**DIRECTIONS FOR THIS TASK:**
In the entries below, find every line holding the string "Texas" and collect it.

▬▬▬▬▬▬▬▬▬▬

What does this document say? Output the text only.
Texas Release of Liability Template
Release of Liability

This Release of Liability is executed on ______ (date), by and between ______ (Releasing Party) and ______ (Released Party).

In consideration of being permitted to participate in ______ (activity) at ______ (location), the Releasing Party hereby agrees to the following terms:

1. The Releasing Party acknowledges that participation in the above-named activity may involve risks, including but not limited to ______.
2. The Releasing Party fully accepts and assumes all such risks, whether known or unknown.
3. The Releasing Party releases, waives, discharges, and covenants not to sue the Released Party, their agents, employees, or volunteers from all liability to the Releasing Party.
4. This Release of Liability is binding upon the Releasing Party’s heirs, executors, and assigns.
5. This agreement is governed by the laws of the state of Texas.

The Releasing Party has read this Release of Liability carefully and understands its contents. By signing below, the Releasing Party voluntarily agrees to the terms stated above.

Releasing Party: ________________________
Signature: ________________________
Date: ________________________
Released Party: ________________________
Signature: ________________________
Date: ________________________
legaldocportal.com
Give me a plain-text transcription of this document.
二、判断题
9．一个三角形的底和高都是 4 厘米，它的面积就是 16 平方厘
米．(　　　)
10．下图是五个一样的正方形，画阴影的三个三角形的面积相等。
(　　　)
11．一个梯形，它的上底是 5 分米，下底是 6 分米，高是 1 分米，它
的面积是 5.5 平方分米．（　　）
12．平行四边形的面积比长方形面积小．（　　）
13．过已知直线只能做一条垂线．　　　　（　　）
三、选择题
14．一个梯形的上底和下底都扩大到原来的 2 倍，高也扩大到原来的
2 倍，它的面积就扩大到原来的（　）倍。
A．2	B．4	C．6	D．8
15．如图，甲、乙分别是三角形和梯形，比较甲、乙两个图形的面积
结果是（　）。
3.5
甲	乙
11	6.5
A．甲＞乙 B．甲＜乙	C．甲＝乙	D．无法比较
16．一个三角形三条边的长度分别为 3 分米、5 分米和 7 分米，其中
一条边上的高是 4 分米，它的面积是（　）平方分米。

▬▬▬▬▬▬▬▬▬▬

**RESPONSE TO THE EXERCISE:**
Texas Release of Liability Template
5. This agreement is governed by the laws of the state of Texas.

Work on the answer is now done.